[Recorded data]

_ _ _

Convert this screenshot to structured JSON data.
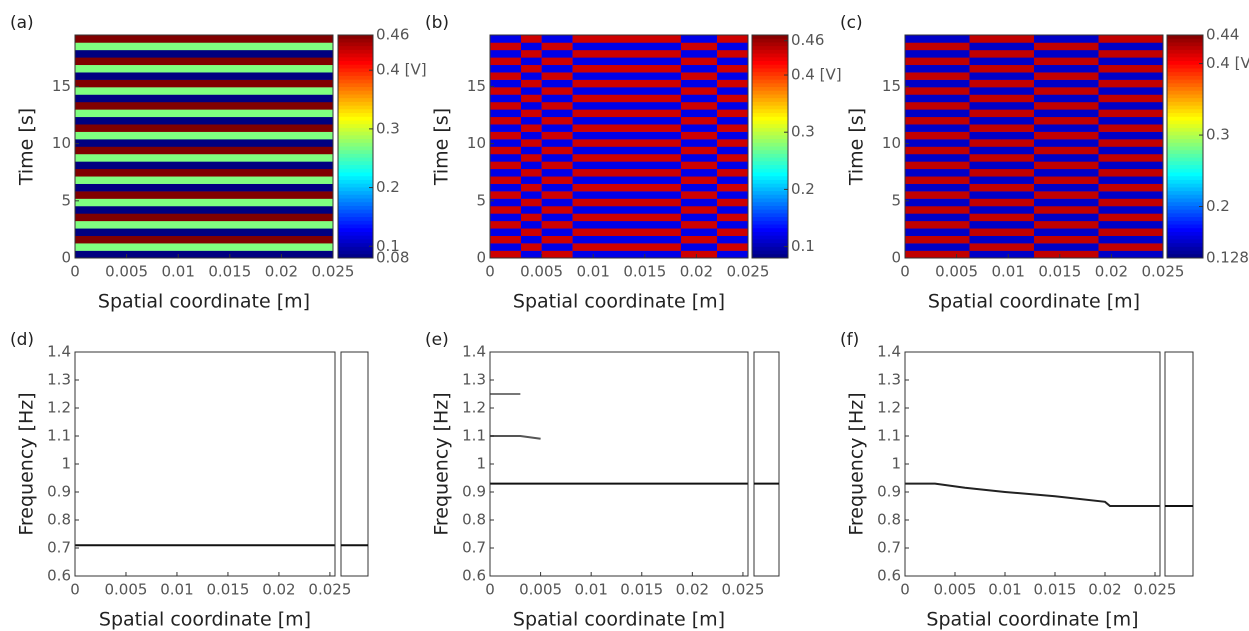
{
  "chart_data": [
    {
      "type": "heatmap",
      "panel_label": "(a)",
      "xlabel": "Spatial coordinate [m]",
      "ylabel": "Time [s]",
      "xlim": [
        0,
        0.025
      ],
      "xticks": [
        0,
        0.005,
        0.01,
        0.015,
        0.02,
        0.025
      ],
      "ylim": [
        0,
        19.5
      ],
      "yticks": [
        0,
        5,
        10,
        15
      ],
      "clim": [
        0.08,
        0.46
      ],
      "cticks": [
        0.08,
        0.1,
        0.2,
        0.3,
        {
          "value": 0.4,
          "label": "0.4 [V]"
        },
        0.46
      ],
      "x_edges": [
        0,
        0.025
      ],
      "y_edges": [
        0,
        0.65,
        1.3,
        1.95,
        2.6,
        3.25,
        3.9,
        4.55,
        5.2,
        5.85,
        6.5,
        7.15,
        7.8,
        8.45,
        9.1,
        9.75,
        10.4,
        11.05,
        11.7,
        12.35,
        13,
        13.65,
        14.3,
        14.95,
        15.6,
        16.25,
        16.9,
        17.55,
        18.2,
        18.85,
        19.5
      ],
      "z": [
        [
          0.08
        ],
        [
          0.27
        ],
        [
          0.46
        ],
        [
          0.08
        ],
        [
          0.27
        ],
        [
          0.46
        ],
        [
          0.08
        ],
        [
          0.27
        ],
        [
          0.46
        ],
        [
          0.08
        ],
        [
          0.27
        ],
        [
          0.46
        ],
        [
          0.08
        ],
        [
          0.27
        ],
        [
          0.46
        ],
        [
          0.08
        ],
        [
          0.27
        ],
        [
          0.46
        ],
        [
          0.08
        ],
        [
          0.27
        ],
        [
          0.46
        ],
        [
          0.08
        ],
        [
          0.27
        ],
        [
          0.46
        ],
        [
          0.08
        ],
        [
          0.27
        ],
        [
          0.46
        ],
        [
          0.08
        ],
        [
          0.27
        ],
        [
          0.46
        ]
      ]
    },
    {
      "type": "heatmap",
      "panel_label": "(b)",
      "xlabel": "Spatial coordinate [m]",
      "ylabel": "Time [s]",
      "xlim": [
        0,
        0.025
      ],
      "xticks": [
        0,
        0.005,
        0.01,
        0.015,
        0.02,
        0.025
      ],
      "ylim": [
        0,
        19.5
      ],
      "yticks": [
        0,
        5,
        10,
        15
      ],
      "clim": [
        0.08,
        0.47
      ],
      "cticks": [
        0.1,
        0.2,
        0.3,
        {
          "value": 0.4,
          "label": "0.4 [V]"
        },
        0.46
      ],
      "x_edges": [
        0,
        0.003,
        0.005,
        0.008,
        0.0185,
        0.022,
        0.025
      ],
      "y_edges": [
        0,
        0.65,
        1.3,
        1.95,
        2.6,
        3.25,
        3.9,
        4.55,
        5.2,
        5.85,
        6.5,
        7.15,
        7.8,
        8.45,
        9.1,
        9.75,
        10.4,
        11.05,
        11.7,
        12.35,
        13,
        13.65,
        14.3,
        14.95,
        15.6,
        16.25,
        16.9,
        17.55,
        18.2,
        18.85,
        19.5
      ],
      "z": [
        [
          0.44,
          0.12,
          0.44,
          0.12,
          0.44,
          0.12
        ],
        [
          0.12,
          0.44,
          0.12,
          0.44,
          0.12,
          0.44
        ],
        [
          0.44,
          0.12,
          0.44,
          0.12,
          0.44,
          0.12
        ],
        [
          0.12,
          0.44,
          0.12,
          0.44,
          0.12,
          0.44
        ],
        [
          0.44,
          0.12,
          0.44,
          0.12,
          0.44,
          0.12
        ],
        [
          0.12,
          0.44,
          0.12,
          0.44,
          0.12,
          0.44
        ],
        [
          0.44,
          0.12,
          0.44,
          0.12,
          0.44,
          0.12
        ],
        [
          0.12,
          0.44,
          0.12,
          0.44,
          0.12,
          0.44
        ],
        [
          0.44,
          0.12,
          0.44,
          0.12,
          0.44,
          0.12
        ],
        [
          0.12,
          0.44,
          0.12,
          0.44,
          0.12,
          0.44
        ],
        [
          0.44,
          0.12,
          0.44,
          0.12,
          0.44,
          0.12
        ],
        [
          0.12,
          0.44,
          0.12,
          0.44,
          0.12,
          0.44
        ],
        [
          0.44,
          0.12,
          0.44,
          0.12,
          0.44,
          0.12
        ],
        [
          0.12,
          0.44,
          0.12,
          0.44,
          0.12,
          0.44
        ],
        [
          0.44,
          0.12,
          0.44,
          0.12,
          0.44,
          0.12
        ],
        [
          0.12,
          0.44,
          0.12,
          0.44,
          0.12,
          0.44
        ],
        [
          0.44,
          0.12,
          0.44,
          0.12,
          0.44,
          0.12
        ],
        [
          0.12,
          0.44,
          0.12,
          0.44,
          0.12,
          0.44
        ],
        [
          0.44,
          0.12,
          0.44,
          0.12,
          0.44,
          0.12
        ],
        [
          0.12,
          0.44,
          0.12,
          0.44,
          0.12,
          0.44
        ],
        [
          0.44,
          0.12,
          0.44,
          0.12,
          0.44,
          0.12
        ],
        [
          0.12,
          0.44,
          0.12,
          0.44,
          0.12,
          0.44
        ],
        [
          0.44,
          0.12,
          0.44,
          0.12,
          0.44,
          0.12
        ],
        [
          0.12,
          0.44,
          0.12,
          0.44,
          0.12,
          0.44
        ],
        [
          0.44,
          0.12,
          0.44,
          0.12,
          0.44,
          0.12
        ],
        [
          0.12,
          0.44,
          0.12,
          0.44,
          0.12,
          0.44
        ],
        [
          0.44,
          0.12,
          0.44,
          0.12,
          0.44,
          0.12
        ],
        [
          0.12,
          0.44,
          0.12,
          0.44,
          0.12,
          0.44
        ],
        [
          0.44,
          0.12,
          0.44,
          0.12,
          0.44,
          0.12
        ],
        [
          0.12,
          0.44,
          0.12,
          0.44,
          0.12,
          0.44
        ]
      ]
    },
    {
      "type": "heatmap",
      "panel_label": "(c)",
      "xlabel": "Spatial coordinate [m]",
      "ylabel": "Time [s]",
      "xlim": [
        0,
        0.025
      ],
      "xticks": [
        0,
        0.005,
        0.01,
        0.015,
        0.02,
        0.025
      ],
      "ylim": [
        0,
        19.5
      ],
      "yticks": [
        0,
        5,
        10,
        15
      ],
      "clim": [
        0.128,
        0.44
      ],
      "cticks": [
        0.128,
        0.2,
        0.3,
        {
          "value": 0.4,
          "label": "0.4 [V]"
        },
        0.44
      ],
      "x_edges": [
        0,
        0.003125,
        0.00625,
        0.009375,
        0.0125,
        0.015625,
        0.01875,
        0.021875,
        0.025
      ],
      "y_edges": [
        0,
        0.65,
        1.3,
        1.95,
        2.6,
        3.25,
        3.9,
        4.55,
        5.2,
        5.85,
        6.5,
        7.15,
        7.8,
        8.45,
        9.1,
        9.75,
        10.4,
        11.05,
        11.7,
        12.35,
        13,
        13.65,
        14.3,
        14.95,
        15.6,
        16.25,
        16.9,
        17.55,
        18.2,
        18.85,
        19.5
      ],
      "z": [
        [
          0.42,
          0.42,
          0.15,
          0.15,
          0.42,
          0.42,
          0.15,
          0.15
        ],
        [
          0.15,
          0.15,
          0.42,
          0.42,
          0.15,
          0.15,
          0.42,
          0.42
        ],
        [
          0.42,
          0.42,
          0.15,
          0.15,
          0.42,
          0.42,
          0.15,
          0.15
        ],
        [
          0.15,
          0.15,
          0.42,
          0.42,
          0.15,
          0.15,
          0.42,
          0.42
        ],
        [
          0.42,
          0.42,
          0.15,
          0.15,
          0.42,
          0.42,
          0.15,
          0.15
        ],
        [
          0.15,
          0.15,
          0.42,
          0.42,
          0.15,
          0.15,
          0.42,
          0.42
        ],
        [
          0.42,
          0.42,
          0.15,
          0.15,
          0.42,
          0.42,
          0.15,
          0.15
        ],
        [
          0.15,
          0.15,
          0.42,
          0.42,
          0.15,
          0.15,
          0.42,
          0.42
        ],
        [
          0.42,
          0.42,
          0.15,
          0.15,
          0.42,
          0.42,
          0.15,
          0.15
        ],
        [
          0.15,
          0.15,
          0.42,
          0.42,
          0.15,
          0.15,
          0.42,
          0.42
        ],
        [
          0.42,
          0.42,
          0.15,
          0.15,
          0.42,
          0.42,
          0.15,
          0.15
        ],
        [
          0.15,
          0.15,
          0.42,
          0.42,
          0.15,
          0.15,
          0.42,
          0.42
        ],
        [
          0.42,
          0.42,
          0.15,
          0.15,
          0.42,
          0.42,
          0.15,
          0.15
        ],
        [
          0.15,
          0.15,
          0.42,
          0.42,
          0.15,
          0.15,
          0.42,
          0.42
        ],
        [
          0.42,
          0.42,
          0.15,
          0.15,
          0.42,
          0.42,
          0.15,
          0.15
        ],
        [
          0.15,
          0.15,
          0.42,
          0.42,
          0.15,
          0.15,
          0.42,
          0.42
        ],
        [
          0.42,
          0.42,
          0.15,
          0.15,
          0.42,
          0.42,
          0.15,
          0.15
        ],
        [
          0.15,
          0.15,
          0.42,
          0.42,
          0.15,
          0.15,
          0.42,
          0.42
        ],
        [
          0.42,
          0.42,
          0.15,
          0.15,
          0.42,
          0.42,
          0.15,
          0.15
        ],
        [
          0.15,
          0.15,
          0.42,
          0.42,
          0.15,
          0.15,
          0.42,
          0.42
        ],
        [
          0.42,
          0.42,
          0.15,
          0.15,
          0.42,
          0.42,
          0.15,
          0.15
        ],
        [
          0.15,
          0.15,
          0.42,
          0.42,
          0.15,
          0.15,
          0.42,
          0.42
        ],
        [
          0.42,
          0.42,
          0.15,
          0.15,
          0.42,
          0.42,
          0.15,
          0.15
        ],
        [
          0.15,
          0.15,
          0.42,
          0.42,
          0.15,
          0.15,
          0.42,
          0.42
        ],
        [
          0.42,
          0.42,
          0.15,
          0.15,
          0.42,
          0.42,
          0.15,
          0.15
        ],
        [
          0.15,
          0.15,
          0.42,
          0.42,
          0.15,
          0.15,
          0.42,
          0.42
        ],
        [
          0.42,
          0.42,
          0.15,
          0.15,
          0.42,
          0.42,
          0.15,
          0.15
        ],
        [
          0.15,
          0.15,
          0.42,
          0.42,
          0.15,
          0.15,
          0.42,
          0.42
        ],
        [
          0.42,
          0.42,
          0.15,
          0.15,
          0.42,
          0.42,
          0.15,
          0.15
        ],
        [
          0.15,
          0.15,
          0.42,
          0.42,
          0.15,
          0.15,
          0.42,
          0.42
        ]
      ]
    },
    {
      "type": "line",
      "panel_label": "(d)",
      "xlabel": "Spatial coordinate [m]",
      "ylabel": "Frequency [Hz]",
      "xlim": [
        0,
        0.0255
      ],
      "xticks": [
        0,
        0.005,
        0.01,
        0.015,
        0.02,
        0.025
      ],
      "ylim": [
        0.6,
        1.4
      ],
      "yticks": [
        0.6,
        0.7,
        0.8,
        0.9,
        1,
        1.1,
        1.2,
        1.3,
        1.4
      ],
      "lines": [
        {
          "color": "#111111",
          "x": [
            0,
            0.0255
          ],
          "y": [
            0.71,
            0.71
          ]
        }
      ],
      "spectrum_peak": 0.71
    },
    {
      "type": "line",
      "panel_label": "(e)",
      "xlabel": "Spatial coordinate [m]",
      "ylabel": "Frequency [Hz]",
      "xlim": [
        0,
        0.0255
      ],
      "xticks": [
        0,
        0.005,
        0.01,
        0.015,
        0.02,
        0.025
      ],
      "ylim": [
        0.6,
        1.4
      ],
      "yticks": [
        0.6,
        0.7,
        0.8,
        0.9,
        1,
        1.1,
        1.2,
        1.3,
        1.4
      ],
      "lines": [
        {
          "color": "#111111",
          "x": [
            0,
            0.0255
          ],
          "y": [
            0.93,
            0.93
          ]
        },
        {
          "color": "#777777",
          "x": [
            0,
            0.003
          ],
          "y": [
            1.25,
            1.25
          ]
        },
        {
          "color": "#555555",
          "x": [
            0,
            0.003,
            0.005
          ],
          "y": [
            1.1,
            1.1,
            1.09
          ]
        }
      ],
      "spectrum_peak": 0.93
    },
    {
      "type": "line",
      "panel_label": "(f)",
      "xlabel": "Spatial coordinate [m]",
      "ylabel": "Frequency [Hz]",
      "xlim": [
        0,
        0.0255
      ],
      "xticks": [
        0,
        0.005,
        0.01,
        0.015,
        0.02,
        0.025
      ],
      "ylim": [
        0.6,
        1.4
      ],
      "yticks": [
        0.6,
        0.7,
        0.8,
        0.9,
        1,
        1.1,
        1.2,
        1.3,
        1.4
      ],
      "lines": [
        {
          "color": "#222222",
          "x": [
            0,
            0.003,
            0.006,
            0.01,
            0.015,
            0.02,
            0.0205,
            0.0255
          ],
          "y": [
            0.93,
            0.93,
            0.915,
            0.9,
            0.885,
            0.865,
            0.85,
            0.85
          ]
        }
      ],
      "spectrum_peak": 0.85
    }
  ]
}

_ _ _

### Aim of the task
Sift the material for lines with the string "color". Copy each one found.

### In response
          "color": "#111111",
          "color": "#111111",
          "color": "#777777",
          "color": "#555555",
          "color": "#222222",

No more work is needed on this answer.